┌─ Data rows

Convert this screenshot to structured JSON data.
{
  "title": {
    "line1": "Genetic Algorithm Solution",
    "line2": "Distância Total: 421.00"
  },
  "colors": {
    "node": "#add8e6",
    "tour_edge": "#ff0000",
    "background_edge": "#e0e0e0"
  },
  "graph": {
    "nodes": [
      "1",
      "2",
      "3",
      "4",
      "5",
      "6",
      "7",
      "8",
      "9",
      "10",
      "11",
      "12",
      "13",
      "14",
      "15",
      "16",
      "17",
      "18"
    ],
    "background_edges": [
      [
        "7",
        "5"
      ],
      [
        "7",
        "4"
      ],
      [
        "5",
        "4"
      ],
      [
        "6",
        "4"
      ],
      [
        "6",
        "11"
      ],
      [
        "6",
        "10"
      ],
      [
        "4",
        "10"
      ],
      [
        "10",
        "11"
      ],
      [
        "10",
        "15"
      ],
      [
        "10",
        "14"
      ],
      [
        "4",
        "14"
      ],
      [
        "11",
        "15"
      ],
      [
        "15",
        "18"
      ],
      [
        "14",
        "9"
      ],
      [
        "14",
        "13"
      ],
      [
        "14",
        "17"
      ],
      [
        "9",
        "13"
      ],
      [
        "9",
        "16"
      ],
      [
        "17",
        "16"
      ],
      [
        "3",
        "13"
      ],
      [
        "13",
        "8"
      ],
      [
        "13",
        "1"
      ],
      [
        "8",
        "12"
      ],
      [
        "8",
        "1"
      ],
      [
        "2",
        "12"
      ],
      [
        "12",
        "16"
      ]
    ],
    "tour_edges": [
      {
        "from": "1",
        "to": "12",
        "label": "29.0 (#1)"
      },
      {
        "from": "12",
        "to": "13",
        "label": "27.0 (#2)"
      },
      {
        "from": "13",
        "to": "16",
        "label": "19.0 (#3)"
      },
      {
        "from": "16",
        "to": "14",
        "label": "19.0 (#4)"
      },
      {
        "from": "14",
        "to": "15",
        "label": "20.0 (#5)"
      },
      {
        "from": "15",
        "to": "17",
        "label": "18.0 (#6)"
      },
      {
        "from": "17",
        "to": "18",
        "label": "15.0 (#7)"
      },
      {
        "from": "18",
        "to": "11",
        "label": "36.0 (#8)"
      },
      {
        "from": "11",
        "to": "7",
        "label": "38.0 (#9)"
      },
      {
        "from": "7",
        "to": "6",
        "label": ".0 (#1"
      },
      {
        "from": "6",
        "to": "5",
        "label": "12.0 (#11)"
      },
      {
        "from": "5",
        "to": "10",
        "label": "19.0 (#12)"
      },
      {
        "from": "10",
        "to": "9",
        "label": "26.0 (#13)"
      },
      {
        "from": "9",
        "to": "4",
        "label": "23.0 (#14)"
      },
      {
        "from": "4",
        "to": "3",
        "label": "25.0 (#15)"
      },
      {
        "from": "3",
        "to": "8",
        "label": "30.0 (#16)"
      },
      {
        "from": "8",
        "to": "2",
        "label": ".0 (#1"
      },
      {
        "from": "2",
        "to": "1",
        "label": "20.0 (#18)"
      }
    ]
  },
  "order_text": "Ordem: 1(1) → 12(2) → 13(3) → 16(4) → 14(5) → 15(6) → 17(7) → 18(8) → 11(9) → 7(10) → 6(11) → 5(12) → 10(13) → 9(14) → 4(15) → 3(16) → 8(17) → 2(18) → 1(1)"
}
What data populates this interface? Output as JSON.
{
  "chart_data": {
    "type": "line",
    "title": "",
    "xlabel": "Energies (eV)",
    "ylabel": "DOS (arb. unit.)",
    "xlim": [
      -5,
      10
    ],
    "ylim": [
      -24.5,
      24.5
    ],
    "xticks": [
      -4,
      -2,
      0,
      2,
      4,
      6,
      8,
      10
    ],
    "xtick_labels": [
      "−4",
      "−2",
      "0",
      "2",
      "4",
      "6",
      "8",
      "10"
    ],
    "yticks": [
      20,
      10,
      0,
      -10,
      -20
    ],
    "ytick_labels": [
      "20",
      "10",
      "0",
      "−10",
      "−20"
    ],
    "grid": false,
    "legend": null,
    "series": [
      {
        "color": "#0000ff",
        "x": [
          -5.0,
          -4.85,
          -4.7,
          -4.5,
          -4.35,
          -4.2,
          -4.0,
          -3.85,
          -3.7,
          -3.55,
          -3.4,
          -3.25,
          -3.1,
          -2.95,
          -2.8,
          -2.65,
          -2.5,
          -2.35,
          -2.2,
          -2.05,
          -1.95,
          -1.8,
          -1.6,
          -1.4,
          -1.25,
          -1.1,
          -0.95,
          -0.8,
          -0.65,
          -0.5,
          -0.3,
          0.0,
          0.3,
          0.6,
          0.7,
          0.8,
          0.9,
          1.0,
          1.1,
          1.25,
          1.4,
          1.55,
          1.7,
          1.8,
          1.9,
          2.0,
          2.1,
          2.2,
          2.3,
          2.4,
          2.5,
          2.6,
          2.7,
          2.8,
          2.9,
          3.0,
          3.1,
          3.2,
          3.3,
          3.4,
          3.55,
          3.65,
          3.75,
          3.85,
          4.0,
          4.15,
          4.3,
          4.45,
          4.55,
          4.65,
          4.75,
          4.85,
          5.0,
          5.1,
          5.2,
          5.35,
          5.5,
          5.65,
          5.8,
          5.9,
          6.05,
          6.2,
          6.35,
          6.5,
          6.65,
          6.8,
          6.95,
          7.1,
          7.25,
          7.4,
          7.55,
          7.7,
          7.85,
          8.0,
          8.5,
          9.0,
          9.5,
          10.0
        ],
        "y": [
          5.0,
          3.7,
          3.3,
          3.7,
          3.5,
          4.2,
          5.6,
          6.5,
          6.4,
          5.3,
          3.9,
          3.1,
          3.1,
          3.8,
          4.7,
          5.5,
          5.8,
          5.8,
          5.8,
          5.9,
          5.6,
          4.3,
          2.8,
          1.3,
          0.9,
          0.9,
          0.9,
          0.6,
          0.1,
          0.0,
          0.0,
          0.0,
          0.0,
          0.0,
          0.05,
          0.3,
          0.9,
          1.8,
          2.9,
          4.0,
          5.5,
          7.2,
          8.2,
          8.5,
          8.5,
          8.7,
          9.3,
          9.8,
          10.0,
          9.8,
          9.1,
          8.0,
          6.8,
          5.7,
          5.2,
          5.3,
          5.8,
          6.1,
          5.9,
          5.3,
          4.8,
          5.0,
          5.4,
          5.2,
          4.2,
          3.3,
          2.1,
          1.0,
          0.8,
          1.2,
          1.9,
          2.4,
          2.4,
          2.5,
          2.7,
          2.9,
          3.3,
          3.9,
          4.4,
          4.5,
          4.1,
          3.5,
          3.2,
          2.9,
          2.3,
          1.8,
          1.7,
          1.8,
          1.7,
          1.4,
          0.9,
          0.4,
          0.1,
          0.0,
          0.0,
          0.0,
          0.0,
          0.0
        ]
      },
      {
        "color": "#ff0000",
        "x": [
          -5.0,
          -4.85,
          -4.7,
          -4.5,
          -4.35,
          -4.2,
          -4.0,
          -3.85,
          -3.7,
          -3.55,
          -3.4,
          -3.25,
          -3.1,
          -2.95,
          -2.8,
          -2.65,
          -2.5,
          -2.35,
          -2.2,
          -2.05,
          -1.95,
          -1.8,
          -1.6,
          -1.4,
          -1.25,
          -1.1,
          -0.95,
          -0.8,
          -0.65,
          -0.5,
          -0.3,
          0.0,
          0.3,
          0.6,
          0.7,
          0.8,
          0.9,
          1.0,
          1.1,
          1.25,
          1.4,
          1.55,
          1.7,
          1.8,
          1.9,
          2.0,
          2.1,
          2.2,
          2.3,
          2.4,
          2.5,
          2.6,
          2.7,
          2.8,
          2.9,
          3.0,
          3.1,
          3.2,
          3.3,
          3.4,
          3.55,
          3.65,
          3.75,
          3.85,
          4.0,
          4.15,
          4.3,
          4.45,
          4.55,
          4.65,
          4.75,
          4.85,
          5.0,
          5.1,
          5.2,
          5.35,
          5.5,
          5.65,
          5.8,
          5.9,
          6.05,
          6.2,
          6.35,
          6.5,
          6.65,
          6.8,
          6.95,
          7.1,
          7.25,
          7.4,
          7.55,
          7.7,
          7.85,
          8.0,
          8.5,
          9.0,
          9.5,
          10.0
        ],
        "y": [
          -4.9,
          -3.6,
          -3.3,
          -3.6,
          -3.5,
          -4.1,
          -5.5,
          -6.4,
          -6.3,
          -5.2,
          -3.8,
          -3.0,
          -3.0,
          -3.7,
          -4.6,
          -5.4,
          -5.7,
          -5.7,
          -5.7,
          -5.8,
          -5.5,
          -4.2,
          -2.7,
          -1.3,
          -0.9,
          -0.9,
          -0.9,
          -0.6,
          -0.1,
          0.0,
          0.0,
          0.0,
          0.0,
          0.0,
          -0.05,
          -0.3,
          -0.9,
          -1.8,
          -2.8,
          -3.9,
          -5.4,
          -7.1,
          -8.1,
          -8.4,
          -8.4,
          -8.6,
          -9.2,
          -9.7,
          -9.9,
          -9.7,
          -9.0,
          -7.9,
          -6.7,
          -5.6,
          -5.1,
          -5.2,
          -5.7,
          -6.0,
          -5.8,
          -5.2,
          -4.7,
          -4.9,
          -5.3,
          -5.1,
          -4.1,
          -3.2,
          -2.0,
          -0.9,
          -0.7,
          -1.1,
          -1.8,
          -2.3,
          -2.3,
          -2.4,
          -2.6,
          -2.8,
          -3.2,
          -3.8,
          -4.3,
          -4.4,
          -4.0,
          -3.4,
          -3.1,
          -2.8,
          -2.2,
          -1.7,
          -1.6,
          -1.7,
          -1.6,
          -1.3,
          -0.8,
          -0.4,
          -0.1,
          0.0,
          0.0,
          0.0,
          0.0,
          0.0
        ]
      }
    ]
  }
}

└─

*Requirements*: Identify all lines in the records above with the word "JSON".

*Written solution*:
Convert this screenshot to structured JSON data.
What data populates this interface? Output as JSON.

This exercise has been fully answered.